# Written request
Pictures do not belong in the copy, so please give every entry below again exactly.

# Dataset extract
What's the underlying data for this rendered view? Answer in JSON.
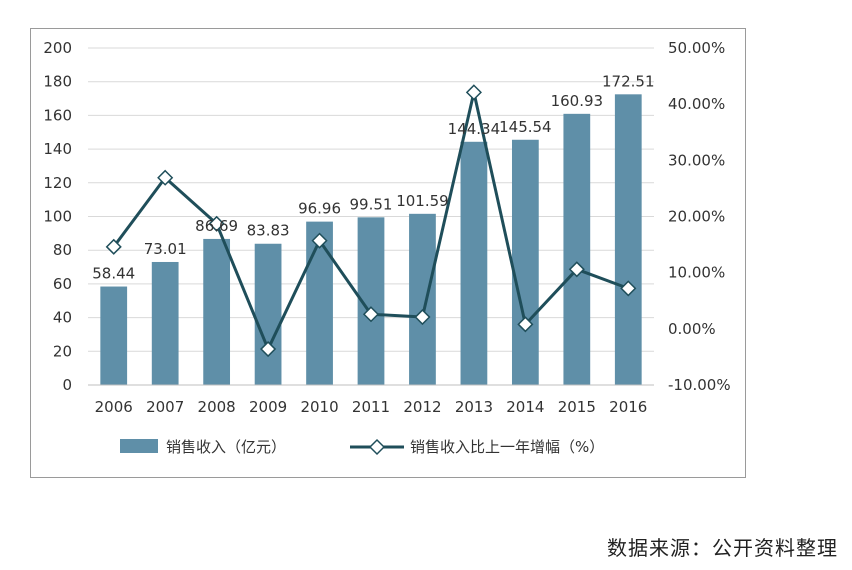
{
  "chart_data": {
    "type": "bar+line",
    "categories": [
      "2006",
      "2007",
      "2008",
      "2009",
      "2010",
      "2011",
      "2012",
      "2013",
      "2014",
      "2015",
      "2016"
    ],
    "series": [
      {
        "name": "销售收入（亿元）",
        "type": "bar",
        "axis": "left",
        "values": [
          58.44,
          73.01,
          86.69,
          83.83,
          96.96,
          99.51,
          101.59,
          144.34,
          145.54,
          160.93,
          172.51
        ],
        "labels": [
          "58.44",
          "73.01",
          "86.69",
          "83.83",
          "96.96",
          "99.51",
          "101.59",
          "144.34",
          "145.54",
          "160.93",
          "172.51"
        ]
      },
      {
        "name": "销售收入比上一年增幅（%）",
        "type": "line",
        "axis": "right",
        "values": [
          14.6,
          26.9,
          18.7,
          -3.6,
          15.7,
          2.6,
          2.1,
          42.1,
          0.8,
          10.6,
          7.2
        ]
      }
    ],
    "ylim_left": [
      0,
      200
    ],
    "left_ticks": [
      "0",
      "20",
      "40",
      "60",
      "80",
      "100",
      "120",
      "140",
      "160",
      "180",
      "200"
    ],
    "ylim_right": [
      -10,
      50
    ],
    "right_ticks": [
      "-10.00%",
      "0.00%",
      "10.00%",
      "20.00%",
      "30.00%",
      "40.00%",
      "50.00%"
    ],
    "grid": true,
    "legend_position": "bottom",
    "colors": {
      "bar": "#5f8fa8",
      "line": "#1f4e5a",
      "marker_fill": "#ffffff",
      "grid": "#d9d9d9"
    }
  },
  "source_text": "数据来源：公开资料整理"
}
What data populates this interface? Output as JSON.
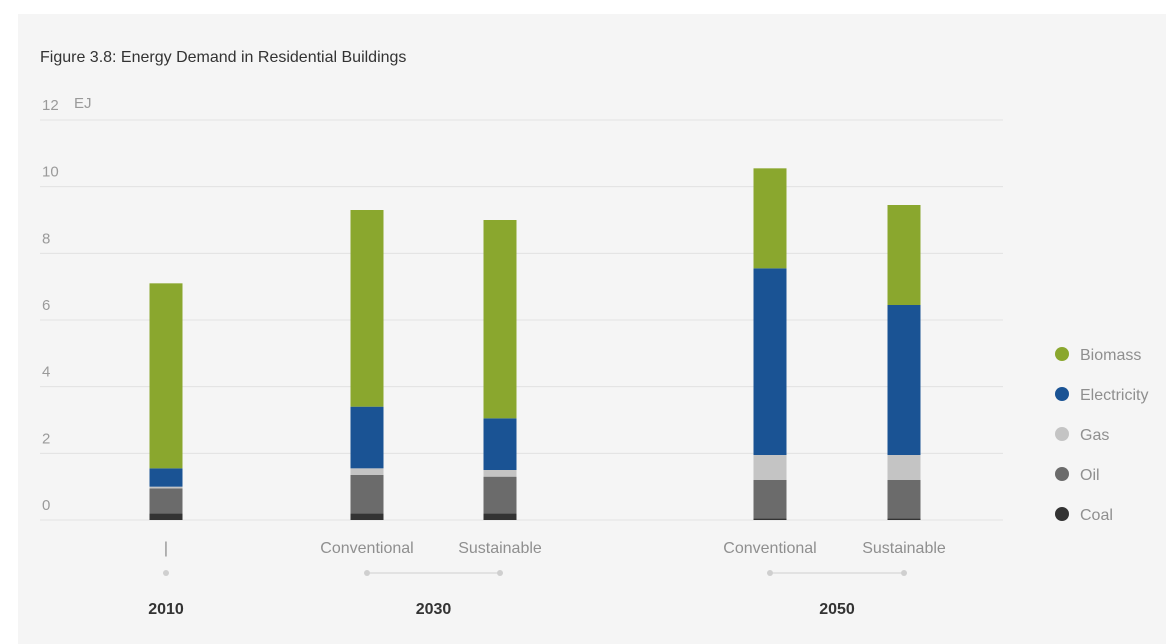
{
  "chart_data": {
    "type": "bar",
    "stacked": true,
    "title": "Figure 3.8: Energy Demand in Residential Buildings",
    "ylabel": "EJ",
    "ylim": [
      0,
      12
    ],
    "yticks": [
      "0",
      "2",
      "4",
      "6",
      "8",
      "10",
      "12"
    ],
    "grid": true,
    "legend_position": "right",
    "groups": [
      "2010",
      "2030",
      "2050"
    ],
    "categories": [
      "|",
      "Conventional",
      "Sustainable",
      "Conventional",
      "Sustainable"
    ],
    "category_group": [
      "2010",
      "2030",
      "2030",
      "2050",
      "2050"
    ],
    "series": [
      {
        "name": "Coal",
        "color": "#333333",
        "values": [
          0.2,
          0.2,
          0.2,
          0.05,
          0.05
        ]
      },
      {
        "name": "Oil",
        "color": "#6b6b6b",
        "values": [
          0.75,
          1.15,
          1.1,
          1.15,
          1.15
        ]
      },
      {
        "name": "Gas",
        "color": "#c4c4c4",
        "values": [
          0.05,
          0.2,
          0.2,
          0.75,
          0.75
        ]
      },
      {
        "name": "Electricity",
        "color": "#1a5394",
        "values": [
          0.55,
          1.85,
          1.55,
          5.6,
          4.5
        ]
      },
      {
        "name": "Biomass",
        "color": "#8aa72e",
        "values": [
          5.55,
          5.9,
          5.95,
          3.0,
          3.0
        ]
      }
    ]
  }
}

# In response
What's the underlying data for this rendered view? Answer in JSON.
{
  "chart_data": {
    "type": "bar+line",
    "categories": [
      "2006",
      "2007",
      "2008",
      "2009",
      "2010",
      "2011",
      "2012",
      "2013",
      "2014",
      "2015",
      "2016"
    ],
    "series": [
      {
        "name": "销售收入（亿元）",
        "type": "bar",
        "axis": "left",
        "values": [
          58.44,
          73.01,
          86.69,
          83.83,
          96.96,
          99.51,
          101.59,
          144.34,
          145.54,
          160.93,
          172.51
        ],
        "labels": [
          "58.44",
          "73.01",
          "86.69",
          "83.83",
          "96.96",
          "99.51",
          "101.59",
          "144.34",
          "145.54",
          "160.93",
          "172.51"
        ]
      },
      {
        "name": "销售收入比上一年增幅（%）",
        "type": "line",
        "axis": "right",
        "values": [
          14.6,
          26.9,
          18.7,
          -3.6,
          15.7,
          2.6,
          2.1,
          42.1,
          0.8,
          10.6,
          7.2
        ]
      }
    ],
    "ylim_left": [
      0,
      200
    ],
    "left_ticks": [
      "0",
      "20",
      "40",
      "60",
      "80",
      "100",
      "120",
      "140",
      "160",
      "180",
      "200"
    ],
    "ylim_right": [
      -10,
      50
    ],
    "right_ticks": [
      "-10.00%",
      "0.00%",
      "10.00%",
      "20.00%",
      "30.00%",
      "40.00%",
      "50.00%"
    ],
    "grid": true,
    "legend_position": "bottom",
    "colors": {
      "bar": "#5f8fa8",
      "line": "#1f4e5a",
      "marker_fill": "#ffffff",
      "grid": "#d9d9d9"
    }
  },
  "source_text": "数据来源：公开资料整理"
}
What data populates this interface? Output as JSON.
{
  "chart_data": {
    "type": "bar",
    "stacked": true,
    "title": "Figure 3.8: Energy Demand in Residential Buildings",
    "ylabel": "EJ",
    "ylim": [
      0,
      12
    ],
    "yticks": [
      "0",
      "2",
      "4",
      "6",
      "8",
      "10",
      "12"
    ],
    "grid": true,
    "legend_position": "right",
    "groups": [
      "2010",
      "2030",
      "2050"
    ],
    "categories": [
      "|",
      "Conventional",
      "Sustainable",
      "Conventional",
      "Sustainable"
    ],
    "category_group": [
      "2010",
      "2030",
      "2030",
      "2050",
      "2050"
    ],
    "series": [
      {
        "name": "Coal",
        "color": "#333333",
        "values": [
          0.2,
          0.2,
          0.2,
          0.05,
          0.05
        ]
      },
      {
        "name": "Oil",
        "color": "#6b6b6b",
        "values": [
          0.75,
          1.15,
          1.1,
          1.15,
          1.15
        ]
      },
      {
        "name": "Gas",
        "color": "#c4c4c4",
        "values": [
          0.05,
          0.2,
          0.2,
          0.75,
          0.75
        ]
      },
      {
        "name": "Electricity",
        "color": "#1a5394",
        "values": [
          0.55,
          1.85,
          1.55,
          5.6,
          4.5
        ]
      },
      {
        "name": "Biomass",
        "color": "#8aa72e",
        "values": [
          5.55,
          5.9,
          5.95,
          3.0,
          3.0
        ]
      }
    ]
  }
}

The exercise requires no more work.